● Required actions:
[a] In the transcript on machine learning pipelines, how much faster than Amazon Lambda is the engine called Nucleo said to be?
[b] Extend the transcript on machine learning pipelines, beginning after its final sentence.

● Source extract:
So what we've created is some engines, 1 of them is called Nucleo,

very popular,

about 4, 000 stars in GitHub, which is about 100 times faster than

Amazon Lambda, and it's also stateful. So you can actually build

transformations, you know, real time transformations

for data, and you could build like, inferencing for a model. You could take data from any type of source, whether it's HTTP,

you know, JSON packets or Kafka streams

and all that. It has native integration with with Kafka and all that. And then the next layer that we build on top of it as we progress was actually all the machine learning pipeline

that goes along with it, like the serving layers,

the model monitoring,

the training, the ingestion and preparation of data before the training.

And so essentially, we created the stack, which its key role is operationalizing

the machine learning

side. So

most of the platforms in the data science side are really more about, okay, let's do some experiment and training and maybe we throw

some models into, like an endpoint around HTTP.

But all of our customers essentially what what they had to build is a real pipeline,

which involves transformation of lots of data at scale

and then doing training and maybe retraining. And then and then you also need to be able to build exactly the same data on the production serving pipeline

attached to operational databases and and all of that. So this is our focus is building operational pipelines.

And we can talk later about some of the users and examples that we we have. 1 of the interesting things about machine learning and data science is that there are drastic differences in terms of the scale at which they might be executed. So

a hobbyist data scientist might pull down a static dataset that has the training data already labeled, and then they will, you know, build some sort of experiment to try and do some inference on it, like the New York taxicab dataset that's been used in a lot of examples or MNIST.

And we also have that in 1 of our demos.

Exactly. Yeah. And then on the other side, you might have a large scale machine learning operation where you're pulling in real time clickstream data from a massive web property. So you're looking at, you know, 1, 000 or millions of events on a daily basis. So that's a very different order of scale and magnitude and requirements for the pipelines.

So this is exactly the challenge that we're addressing. Okay? That's the problem, you know. So data scientist opens up the Jupyter notebook,

he gets some CSV file that someone extracted for him from some, you know, some data engineer or whatever.

And maybe a few CSV files, like 1 for every from every database or table, and he starts playing around with it in his Jupyter. As it gets slightly larger, his Jupyter, like, is getting out of memory, if you if you know the phenomena.

But now that assuming he needs to do exactly the same stuff at scale, what are these options? You know, now he needs to move from Pandas, you know, very nice Python semantics to

SQL and encode against, data warehouse with, like, where and join and all that stuff. Or maybe needs to start learning Scala

or, you know, the variations of Spark with Python and things like that in order to build. Some it's not the road. They don't understand any of that because they're looking for something which is more Pythonic and more sort of abstract.

There's also a lot of transformations that, built for machine learning are not really popular on sort of the databases side, like feature imputing,

you know, or scaling of features,

encoding, and things like that, but still requires a lot of processing

across lots of data. So this is really where we build our

open source frameworks around our database to be able to make it very transparent

to the user as if he's working on Pandas or Spark or whatever. But be able to process

a 10 or or more times the amount of data. And and actually instead of storing it in memory, we store it in flash, which is relatively cheap, process the data. And we created abstraction layer on top of it so we can really program this logic

once

and then we can use exactly the same abstract logic for the training or like batch

preparation

and for serving,

for like real time

serving, leveraging the low latency

access.

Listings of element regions

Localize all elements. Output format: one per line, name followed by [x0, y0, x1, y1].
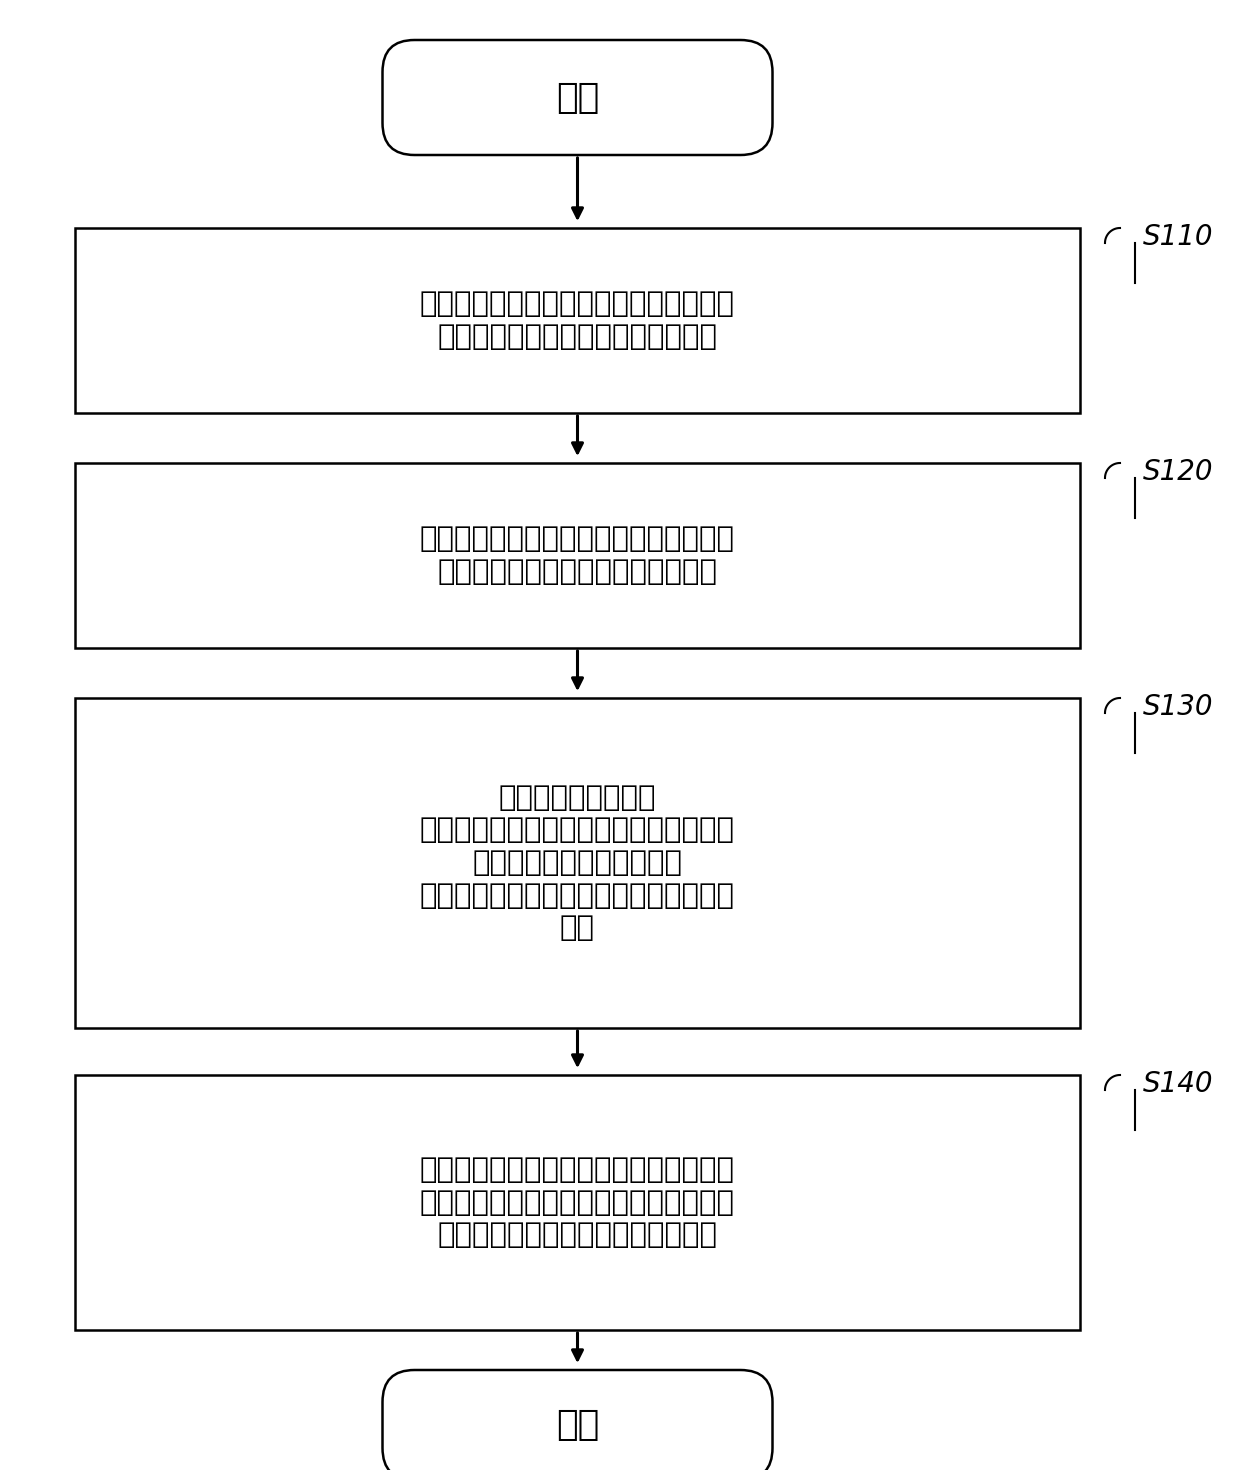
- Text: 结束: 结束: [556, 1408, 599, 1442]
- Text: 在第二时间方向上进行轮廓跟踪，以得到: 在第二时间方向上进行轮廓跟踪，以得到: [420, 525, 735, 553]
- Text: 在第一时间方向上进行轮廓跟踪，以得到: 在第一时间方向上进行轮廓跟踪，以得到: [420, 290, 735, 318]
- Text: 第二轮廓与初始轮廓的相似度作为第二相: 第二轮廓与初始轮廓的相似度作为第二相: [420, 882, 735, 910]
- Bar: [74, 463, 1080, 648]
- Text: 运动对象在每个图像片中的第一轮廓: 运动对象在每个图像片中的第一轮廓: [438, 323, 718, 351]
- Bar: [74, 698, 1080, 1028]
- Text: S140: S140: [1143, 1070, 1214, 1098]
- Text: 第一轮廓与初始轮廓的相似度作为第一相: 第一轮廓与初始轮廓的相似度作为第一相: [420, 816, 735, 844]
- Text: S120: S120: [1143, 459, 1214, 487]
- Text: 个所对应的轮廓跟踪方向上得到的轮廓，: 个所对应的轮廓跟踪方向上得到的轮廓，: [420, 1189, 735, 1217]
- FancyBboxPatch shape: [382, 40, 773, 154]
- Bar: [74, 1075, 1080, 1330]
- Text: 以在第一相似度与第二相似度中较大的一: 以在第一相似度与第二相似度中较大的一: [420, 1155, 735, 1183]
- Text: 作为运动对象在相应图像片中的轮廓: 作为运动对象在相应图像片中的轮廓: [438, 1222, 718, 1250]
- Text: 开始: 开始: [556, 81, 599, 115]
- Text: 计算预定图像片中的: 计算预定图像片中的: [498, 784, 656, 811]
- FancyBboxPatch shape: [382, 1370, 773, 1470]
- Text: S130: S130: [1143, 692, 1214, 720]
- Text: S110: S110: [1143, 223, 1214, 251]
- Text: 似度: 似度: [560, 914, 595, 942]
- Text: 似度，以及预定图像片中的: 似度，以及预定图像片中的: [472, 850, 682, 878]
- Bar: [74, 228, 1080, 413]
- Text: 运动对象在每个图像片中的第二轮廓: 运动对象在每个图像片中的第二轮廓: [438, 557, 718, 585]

● Responses to the exercise:
[a] About 100 times faster.

[b]
And this really eliminates a lot of those problems that you just spoke about.

Yeah. That's definitely interesting because

as you said, you know, if you go from

a handful of CSV files to real time data streams, there's a massive learning gap in terms of the familiarity that any engineer or data scientist might have or

the capacity that the organization might have for being able to deploy and support those types of technical requirements.

If you can just talk a bit more about some of the ways that those challenges manifest as you go from

theorizing about a problem, experimenting with a sampling of data to see, can you get anything interesting out of this, to then trying to bring it into production

and some of the impedance mismatches that occur in that journey?

1 of the things that we've worked a lot on the last year is something called the feature store. I don't know if you've heard the term. In Google, Uber, Netflix, and so on, the way that they're doing it is every, you know, data engineers or even data scientists to produce features. What is feature? It's essentially

processing a bunch of data

elements and creating something meaningful. You know, think like you have a stream of of data of, like, ticks or transact monetary transaction.

What you really care about on the machine learning side is, like, what's the average transaction

volume or how many products a customer typically buy in a day. That's a feature. And each 1 of those features, if you think data engineering wise, essentially can translate to, like, a SQL query and and all of that, and you can build that. Some features are more complicated like time oriented

aggregations.

SQL is not the native language for those kind of things. So in a feature story, you define the business logic to create the features.

You place those features in a catalog.

And then when the data scientists wants to train a model, it essentially says, you know what? I need the average age for users. You know, everything has server name, it's labeled. And behind it, it's hiding all the data transformation logic, all the analytics logic behind those feature. So it goes and feeds that into the training. It runs the training, and then as you go into the operational

aspect, this is where the real fun begins. You know? Before, what we said is, like, it goes to the warehouse, runs some SQL query, gets features, and does training. But when you go into production pipeline, it looks pretty different. It's like web logs, it's HTTP APIs, you know, it's like accessing an external service to grab the data because you need the data right now, like listening on a click stream, it probably arrived

using Kafka. But as you get the click stream and there's like a user ID, you may wanna know some data about the user like gender,

like when was it first registered or whatever.

That means that you need to now go to a NoSQL database and join, you know, since you go fetch the record of the user and combine the 2 and so on. That making extremely, you know, exponentially harder than just doing some queries on a data warehouse.

And and really where the industry trend today is is to build those abstract logics

built into something called the feature store, where you just define what are the sets of transformation. And there's machines, you know, essentially software programs that translate that into 2 parallel universes.

You know, 1 for more batch kind of pipeline and the other 1 is for real time pipe. This is really where we leverage the serverless technologies that we built.

Essentially, this abstract logic compiles into a serverless

function, and that serverless function is running in real time. Like, take an example of processing a Kafka stream. And Nucleo has auto scaling features and integration with Kafka

and rolling upgrades and lots of other capabilities where you just need to focus on the business logic.

So the feature store compiler, if you will, builds the pipeline into the serverless function, deploys the serverless function, and then the serverless function has a life of of its own. It just listens on Kafka,

will scale to fit the exact workload,

write the results into

our NoSQL

or into, like, parquet files for for offline use or for other forms, like to another stream, to inference on, or whatever

is needed. So that

level of abstraction is making

the operations

of machine learning

significantly simpler.

Cause then you essentially define those features, you put them in a catalog, someone just collects them into his application,

and collecting them is not like a catalog data engineering. It's not like just selecting a dataset.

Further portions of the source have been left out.